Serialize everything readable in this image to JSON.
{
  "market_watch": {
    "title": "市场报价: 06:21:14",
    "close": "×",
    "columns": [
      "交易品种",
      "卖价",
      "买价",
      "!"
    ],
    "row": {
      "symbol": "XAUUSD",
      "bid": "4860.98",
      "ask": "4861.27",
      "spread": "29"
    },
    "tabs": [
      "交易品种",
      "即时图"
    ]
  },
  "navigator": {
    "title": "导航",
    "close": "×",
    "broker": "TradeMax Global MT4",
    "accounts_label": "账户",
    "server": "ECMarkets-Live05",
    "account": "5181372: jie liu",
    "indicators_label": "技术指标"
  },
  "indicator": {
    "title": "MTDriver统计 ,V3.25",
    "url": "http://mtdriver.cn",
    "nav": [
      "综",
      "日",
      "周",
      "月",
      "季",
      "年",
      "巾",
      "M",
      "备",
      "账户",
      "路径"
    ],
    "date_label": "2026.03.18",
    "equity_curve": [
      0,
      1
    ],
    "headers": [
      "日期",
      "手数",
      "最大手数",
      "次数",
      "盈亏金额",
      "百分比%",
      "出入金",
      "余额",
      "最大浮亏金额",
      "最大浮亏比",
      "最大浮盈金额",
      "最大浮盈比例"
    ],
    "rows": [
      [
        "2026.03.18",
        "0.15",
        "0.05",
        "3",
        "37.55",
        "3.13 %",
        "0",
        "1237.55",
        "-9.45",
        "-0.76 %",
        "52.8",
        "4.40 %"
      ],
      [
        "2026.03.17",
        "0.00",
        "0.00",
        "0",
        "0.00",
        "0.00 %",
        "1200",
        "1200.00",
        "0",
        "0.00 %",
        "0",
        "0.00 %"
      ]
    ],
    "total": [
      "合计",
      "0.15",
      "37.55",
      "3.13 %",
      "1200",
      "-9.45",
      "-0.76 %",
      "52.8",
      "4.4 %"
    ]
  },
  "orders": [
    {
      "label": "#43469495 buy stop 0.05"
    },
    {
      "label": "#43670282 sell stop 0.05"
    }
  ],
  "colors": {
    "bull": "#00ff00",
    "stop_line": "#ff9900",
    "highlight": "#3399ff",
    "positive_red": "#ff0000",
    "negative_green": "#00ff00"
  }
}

==================================================

- [Your task]
Locate and copy each line in the data above that includes the word "title".

- [Task answer]
    "title": "市场报价: 06:21:14",
    "title": "导航",
    "title": "MTDriver统计 ,V3.25",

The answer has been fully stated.